- _TASK TO CARRY OUT_
Without the pictures, repeat the listing character for character.
═════ DATA TO USE ═════
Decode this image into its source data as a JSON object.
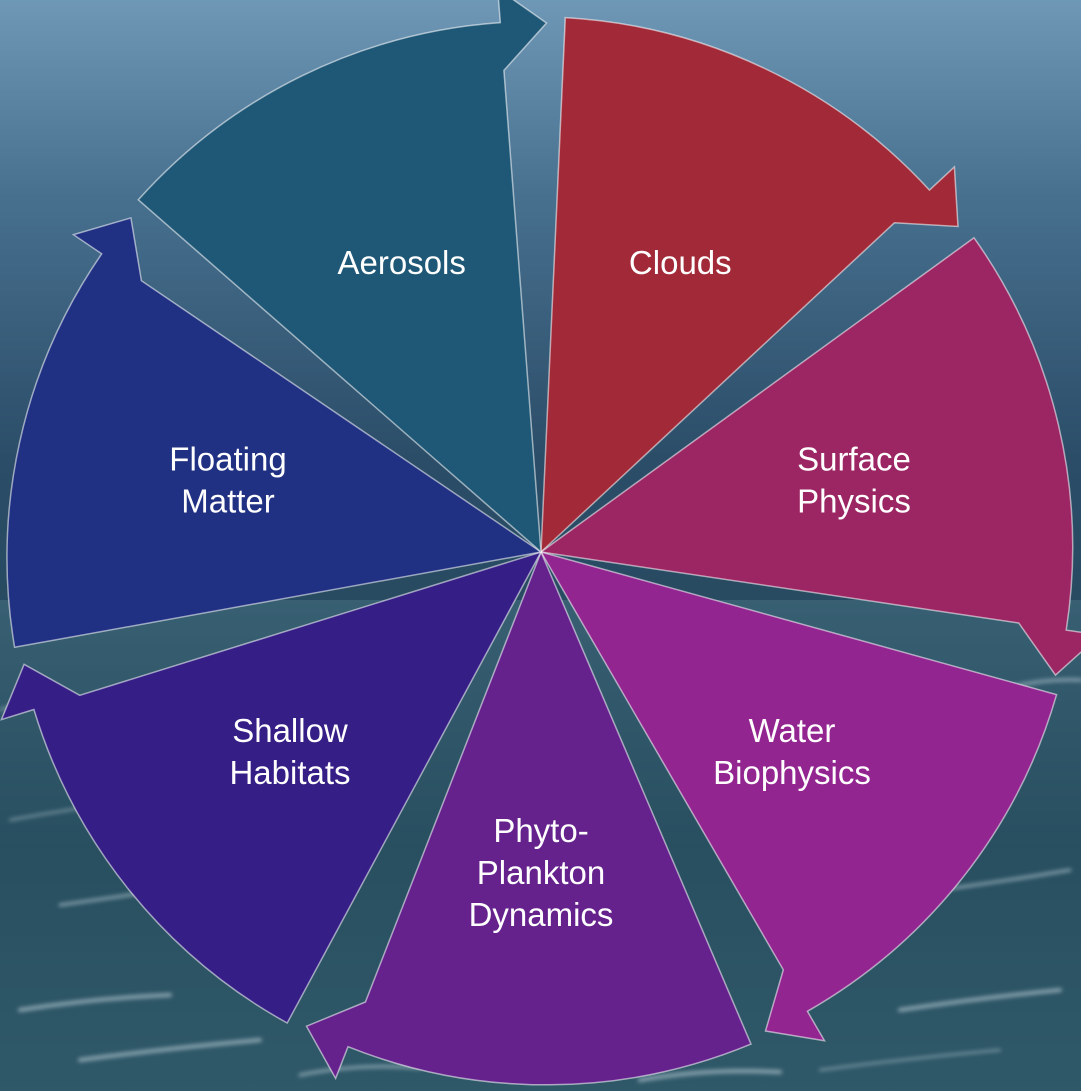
{
  "diagram": {
    "segments": [
      {
        "name": "segment-clouds",
        "lines": [
          "Clouds"
        ],
        "color": "#A22A38"
      },
      {
        "name": "segment-surface-physics",
        "lines": [
          "Surface",
          "Physics"
        ],
        "color": "#9C2563"
      },
      {
        "name": "segment-water-biophysics",
        "lines": [
          "Water",
          "Biophysics"
        ],
        "color": "#932590"
      },
      {
        "name": "segment-phyto-plankton-dynamics",
        "lines": [
          "Phyto-",
          "Plankton",
          "Dynamics"
        ],
        "color": "#65228D"
      },
      {
        "name": "segment-shallow-habitats",
        "lines": [
          "Shallow",
          "Habitats"
        ],
        "color": "#351E86"
      },
      {
        "name": "segment-floating-matter",
        "lines": [
          "Floating",
          "Matter"
        ],
        "color": "#203083"
      },
      {
        "name": "segment-aerosols",
        "lines": [
          "Aerosols"
        ],
        "color": "#1F5877"
      }
    ],
    "label_color": "#FFFFFF",
    "background": "ocean-storm"
  }
}
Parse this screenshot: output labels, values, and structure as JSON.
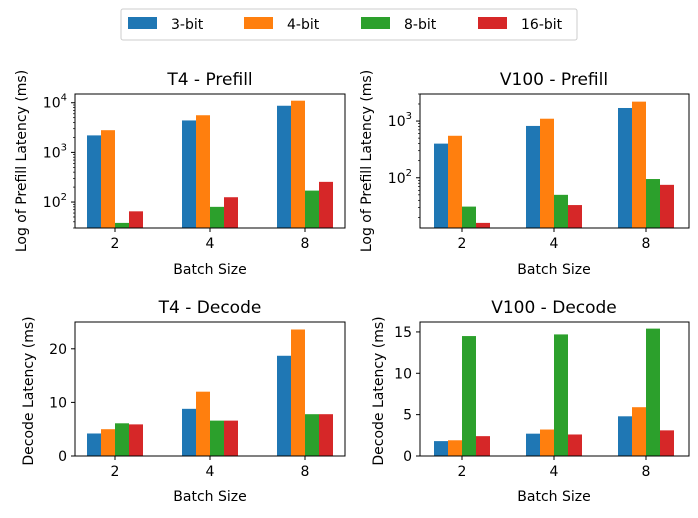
{
  "legend": {
    "entries": [
      {
        "name": "3-bit",
        "color": "#1f77b4"
      },
      {
        "name": "4-bit",
        "color": "#ff7f0e"
      },
      {
        "name": "8-bit",
        "color": "#2ca02c"
      },
      {
        "name": "16-bit",
        "color": "#d62728"
      }
    ]
  },
  "chart_data": [
    {
      "id": "t4-prefill",
      "type": "bar",
      "title": "T4 - Prefill",
      "xlabel": "Batch Size",
      "ylabel": "Log of Prefill Latency (ms)",
      "yscale": "log",
      "ylim": [
        30,
        15000
      ],
      "categories": [
        "2",
        "4",
        "8"
      ],
      "series": [
        {
          "name": "3-bit",
          "values": [
            2200,
            4400,
            8700
          ]
        },
        {
          "name": "4-bit",
          "values": [
            2800,
            5600,
            11000
          ]
        },
        {
          "name": "8-bit",
          "values": [
            38,
            80,
            170
          ]
        },
        {
          "name": "16-bit",
          "values": [
            65,
            125,
            255
          ]
        }
      ]
    },
    {
      "id": "v100-prefill",
      "type": "bar",
      "title": "V100 - Prefill",
      "xlabel": "Batch Size",
      "ylabel": "Log of Prefill Latency (ms)",
      "yscale": "log",
      "ylim": [
        13,
        3000
      ],
      "categories": [
        "2",
        "4",
        "8"
      ],
      "series": [
        {
          "name": "3-bit",
          "values": [
            400,
            820,
            1700
          ]
        },
        {
          "name": "4-bit",
          "values": [
            550,
            1100,
            2200
          ]
        },
        {
          "name": "8-bit",
          "values": [
            31,
            50,
            95
          ]
        },
        {
          "name": "16-bit",
          "values": [
            16,
            33,
            75
          ]
        }
      ]
    },
    {
      "id": "t4-decode",
      "type": "bar",
      "title": "T4 - Decode",
      "xlabel": "Batch Size",
      "ylabel": "Decode Latency (ms)",
      "yscale": "linear",
      "ylim": [
        0,
        25
      ],
      "yticks": [
        0,
        10,
        20
      ],
      "categories": [
        "2",
        "4",
        "8"
      ],
      "series": [
        {
          "name": "3-bit",
          "values": [
            4.2,
            8.8,
            18.7
          ]
        },
        {
          "name": "4-bit",
          "values": [
            5.0,
            12.0,
            23.6
          ]
        },
        {
          "name": "8-bit",
          "values": [
            6.1,
            6.6,
            7.8
          ]
        },
        {
          "name": "16-bit",
          "values": [
            5.9,
            6.6,
            7.8
          ]
        }
      ]
    },
    {
      "id": "v100-decode",
      "type": "bar",
      "title": "V100 - Decode",
      "xlabel": "Batch Size",
      "ylabel": "Decode Latency (ms)",
      "yscale": "linear",
      "ylim": [
        0,
        16.2
      ],
      "yticks": [
        0,
        5,
        10,
        15
      ],
      "categories": [
        "2",
        "4",
        "8"
      ],
      "series": [
        {
          "name": "3-bit",
          "values": [
            1.8,
            2.7,
            4.8
          ]
        },
        {
          "name": "4-bit",
          "values": [
            1.9,
            3.2,
            5.9
          ]
        },
        {
          "name": "8-bit",
          "values": [
            14.5,
            14.7,
            15.4
          ]
        },
        {
          "name": "16-bit",
          "values": [
            2.4,
            2.6,
            3.1
          ]
        }
      ]
    }
  ]
}
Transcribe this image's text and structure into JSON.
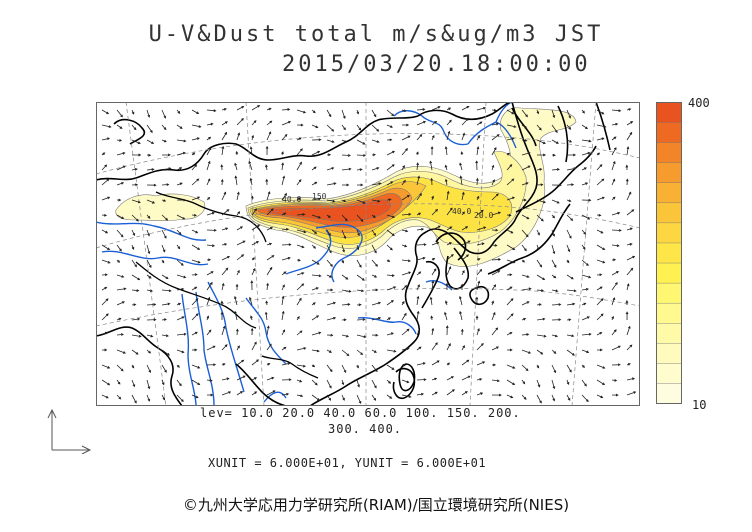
{
  "title": {
    "line1": "U-V&Dust total m/s&ug/m3 JST",
    "line2": "2015/03/20.18:00:00"
  },
  "legend": {
    "max_label": "400",
    "min_label": "10",
    "colors": [
      "#e8531f",
      "#ee6a22",
      "#f38427",
      "#f69b2d",
      "#f9b133",
      "#fbc53a",
      "#fdd741",
      "#fee649",
      "#fff152",
      "#fff771",
      "#fff98f",
      "#fffaa8",
      "#fffbbd",
      "#fffcce",
      "#fffde0"
    ]
  },
  "contour_levels": {
    "line1": "lev= 10.0 20.0 40.0 60.0 100. 150. 200.",
    "line2": "300. 400."
  },
  "units_text": "XUNIT = 6.000E+01, YUNIT = 6.000E+01",
  "credit": "©九州大学応用力学研究所(RIAM)/国立環境研究所(NIES)",
  "map_colors": {
    "coast": "#000000",
    "rivers": "#1a5fd6",
    "grid": "#888888",
    "arrows": "#222222"
  }
}
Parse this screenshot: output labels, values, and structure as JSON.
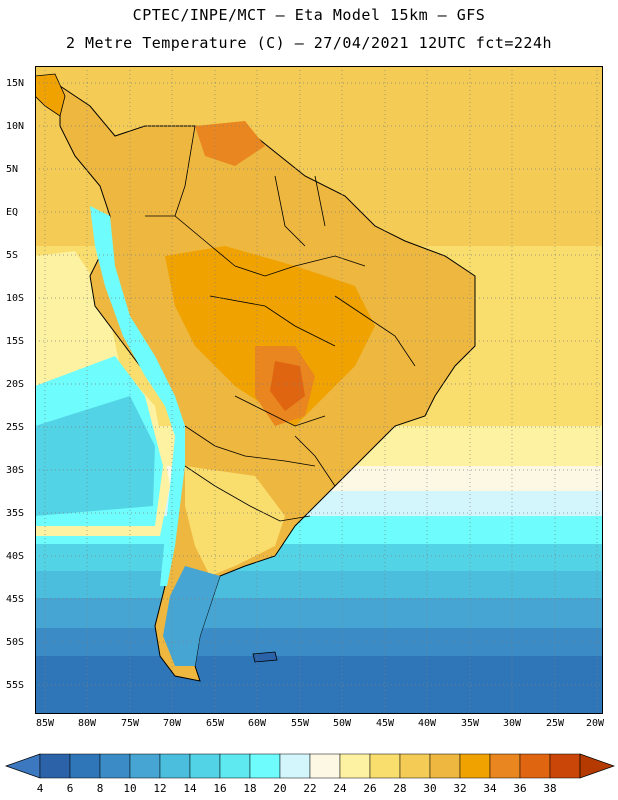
{
  "header": {
    "line1": "CPTEC/INPE/MCT –  Eta Model 15km – GFS",
    "line2": "2 Metre Temperature (C) – 27/04/2021 12UTC fct=224h"
  },
  "map": {
    "region": "South America",
    "variable": "2 Metre Temperature",
    "units": "C",
    "lat_labels": [
      "15N",
      "10N",
      "5N",
      "EQ",
      "5S",
      "10S",
      "15S",
      "20S",
      "25S",
      "30S",
      "35S",
      "40S",
      "45S",
      "50S",
      "55S"
    ],
    "lat_values": [
      15,
      10,
      5,
      0,
      -5,
      -10,
      -15,
      -20,
      -25,
      -30,
      -35,
      -40,
      -45,
      -50,
      -55
    ],
    "lon_labels": [
      "85W",
      "80W",
      "75W",
      "70W",
      "65W",
      "60W",
      "55W",
      "50W",
      "45W",
      "40W",
      "35W",
      "30W",
      "25W",
      "20W"
    ],
    "lon_values": [
      -85,
      -80,
      -75,
      -70,
      -65,
      -60,
      -55,
      -50,
      -45,
      -40,
      -35,
      -30,
      -25,
      -20
    ]
  },
  "colorbar": {
    "labels": [
      "4",
      "6",
      "8",
      "10",
      "12",
      "14",
      "16",
      "18",
      "20",
      "22",
      "24",
      "26",
      "28",
      "30",
      "32",
      "34",
      "36",
      "38"
    ],
    "colors": [
      "#2b62a8",
      "#2f76b8",
      "#3b8cc6",
      "#46a5d3",
      "#4bbedd",
      "#52d4e6",
      "#5ee9f0",
      "#6ffcfc",
      "#d2f6fc",
      "#fdf8e4",
      "#fdf2a2",
      "#f9de6e",
      "#f4cc55",
      "#eeb73f",
      "#f0a200",
      "#e9861f",
      "#df6511",
      "#c94608",
      "#b53a02"
    ],
    "left_arrow_color": "#3b78c0",
    "right_arrow_color": "#b53a02"
  }
}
═════
- _SOLVED EXERCISE_
Decode this image into its source data as a JSON object.
{
  "diagram": {
    "segments": [
      {
        "name": "segment-clouds",
        "lines": [
          "Clouds"
        ],
        "color": "#A22A38"
      },
      {
        "name": "segment-surface-physics",
        "lines": [
          "Surface",
          "Physics"
        ],
        "color": "#9C2563"
      },
      {
        "name": "segment-water-biophysics",
        "lines": [
          "Water",
          "Biophysics"
        ],
        "color": "#932590"
      },
      {
        "name": "segment-phyto-plankton-dynamics",
        "lines": [
          "Phyto-",
          "Plankton",
          "Dynamics"
        ],
        "color": "#65228D"
      },
      {
        "name": "segment-shallow-habitats",
        "lines": [
          "Shallow",
          "Habitats"
        ],
        "color": "#351E86"
      },
      {
        "name": "segment-floating-matter",
        "lines": [
          "Floating",
          "Matter"
        ],
        "color": "#203083"
      },
      {
        "name": "segment-aerosols",
        "lines": [
          "Aerosols"
        ],
        "color": "#1F5877"
      }
    ],
    "label_color": "#FFFFFF",
    "background": "ocean-storm"
  }
}
Parse this screenshot: output labels, values, and structure as JSON.
{
  "legend": {
    "entries": [
      {
        "name": "3-bit",
        "color": "#1f77b4"
      },
      {
        "name": "4-bit",
        "color": "#ff7f0e"
      },
      {
        "name": "8-bit",
        "color": "#2ca02c"
      },
      {
        "name": "16-bit",
        "color": "#d62728"
      }
    ]
  },
  "chart_data": [
    {
      "id": "t4-prefill",
      "type": "bar",
      "title": "T4 - Prefill",
      "xlabel": "Batch Size",
      "ylabel": "Log of Prefill Latency (ms)",
      "yscale": "log",
      "ylim": [
        30,
        15000
      ],
      "categories": [
        "2",
        "4",
        "8"
      ],
      "series": [
        {
          "name": "3-bit",
          "values": [
            2200,
            4400,
            8700
          ]
        },
        {
          "name": "4-bit",
          "values": [
            2800,
            5600,
            11000
          ]
        },
        {
          "name": "8-bit",
          "values": [
            38,
            80,
            170
          ]
        },
        {
          "name": "16-bit",
          "values": [
            65,
            125,
            255
          ]
        }
      ]
    },
    {
      "id": "v100-prefill",
      "type": "bar",
      "title": "V100 - Prefill",
      "xlabel": "Batch Size",
      "ylabel": "Log of Prefill Latency (ms)",
      "yscale": "log",
      "ylim": [
        13,
        3000
      ],
      "categories": [
        "2",
        "4",
        "8"
      ],
      "series": [
        {
          "name": "3-bit",
          "values": [
            400,
            820,
            1700
          ]
        },
        {
          "name": "4-bit",
          "values": [
            550,
            1100,
            2200
          ]
        },
        {
          "name": "8-bit",
          "values": [
            31,
            50,
            95
          ]
        },
        {
          "name": "16-bit",
          "values": [
            16,
            33,
            75
          ]
        }
      ]
    },
    {
      "id": "t4-decode",
      "type": "bar",
      "title": "T4 - Decode",
      "xlabel": "Batch Size",
      "ylabel": "Decode Latency (ms)",
      "yscale": "linear",
      "ylim": [
        0,
        25
      ],
      "yticks": [
        0,
        10,
        20
      ],
      "categories": [
        "2",
        "4",
        "8"
      ],
      "series": [
        {
          "name": "3-bit",
          "values": [
            4.2,
            8.8,
            18.7
          ]
        },
        {
          "name": "4-bit",
          "values": [
            5.0,
            12.0,
            23.6
          ]
        },
        {
          "name": "8-bit",
          "values": [
            6.1,
            6.6,
            7.8
          ]
        },
        {
          "name": "16-bit",
          "values": [
            5.9,
            6.6,
            7.8
          ]
        }
      ]
    },
    {
      "id": "v100-decode",
      "type": "bar",
      "title": "V100 - Decode",
      "xlabel": "Batch Size",
      "ylabel": "Decode Latency (ms)",
      "yscale": "linear",
      "ylim": [
        0,
        16.2
      ],
      "yticks": [
        0,
        5,
        10,
        15
      ],
      "categories": [
        "2",
        "4",
        "8"
      ],
      "series": [
        {
          "name": "3-bit",
          "values": [
            1.8,
            2.7,
            4.8
          ]
        },
        {
          "name": "4-bit",
          "values": [
            1.9,
            3.2,
            5.9
          ]
        },
        {
          "name": "8-bit",
          "values": [
            14.5,
            14.7,
            15.4
          ]
        },
        {
          "name": "16-bit",
          "values": [
            2.4,
            2.6,
            3.1
          ]
        }
      ]
    }
  ]
}
Transcribe this image's text and structure into JSON.
{
  "title": {
    "line1": "U-V&Dust total m/s&ug/m3 JST",
    "line2": "2015/03/20.18:00:00"
  },
  "legend": {
    "max_label": "400",
    "min_label": "10",
    "colors": [
      "#e8531f",
      "#ee6a22",
      "#f38427",
      "#f69b2d",
      "#f9b133",
      "#fbc53a",
      "#fdd741",
      "#fee649",
      "#fff152",
      "#fff771",
      "#fff98f",
      "#fffaa8",
      "#fffbbd",
      "#fffcce",
      "#fffde0"
    ]
  },
  "contour_levels": {
    "line1": "lev= 10.0 20.0 40.0 60.0 100. 150. 200.",
    "line2": "300. 400."
  },
  "units_text": "XUNIT = 6.000E+01, YUNIT = 6.000E+01",
  "credit": "©九州大学応用力学研究所(RIAM)/国立環境研究所(NIES)",
  "map_colors": {
    "coast": "#000000",
    "rivers": "#1a5fd6",
    "grid": "#888888",
    "arrows": "#222222"
  }
}
Parse this screenshot: output labels, values, and structure as JSON.
{
  "header": {
    "line1": "CPTEC/INPE/MCT –  Eta Model 15km – GFS",
    "line2": "2 Metre Temperature (C) – 27/04/2021 12UTC fct=224h"
  },
  "map": {
    "region": "South America",
    "variable": "2 Metre Temperature",
    "units": "C",
    "lat_labels": [
      "15N",
      "10N",
      "5N",
      "EQ",
      "5S",
      "10S",
      "15S",
      "20S",
      "25S",
      "30S",
      "35S",
      "40S",
      "45S",
      "50S",
      "55S"
    ],
    "lat_values": [
      15,
      10,
      5,
      0,
      -5,
      -10,
      -15,
      -20,
      -25,
      -30,
      -35,
      -40,
      -45,
      -50,
      -55
    ],
    "lon_labels": [
      "85W",
      "80W",
      "75W",
      "70W",
      "65W",
      "60W",
      "55W",
      "50W",
      "45W",
      "40W",
      "35W",
      "30W",
      "25W",
      "20W"
    ],
    "lon_values": [
      -85,
      -80,
      -75,
      -70,
      -65,
      -60,
      -55,
      -50,
      -45,
      -40,
      -35,
      -30,
      -25,
      -20
    ]
  },
  "colorbar": {
    "labels": [
      "4",
      "6",
      "8",
      "10",
      "12",
      "14",
      "16",
      "18",
      "20",
      "22",
      "24",
      "26",
      "28",
      "30",
      "32",
      "34",
      "36",
      "38"
    ],
    "colors": [
      "#2b62a8",
      "#2f76b8",
      "#3b8cc6",
      "#46a5d3",
      "#4bbedd",
      "#52d4e6",
      "#5ee9f0",
      "#6ffcfc",
      "#d2f6fc",
      "#fdf8e4",
      "#fdf2a2",
      "#f9de6e",
      "#f4cc55",
      "#eeb73f",
      "#f0a200",
      "#e9861f",
      "#df6511",
      "#c94608",
      "#b53a02"
    ],
    "left_arrow_color": "#3b78c0",
    "right_arrow_color": "#b53a02"
  }
}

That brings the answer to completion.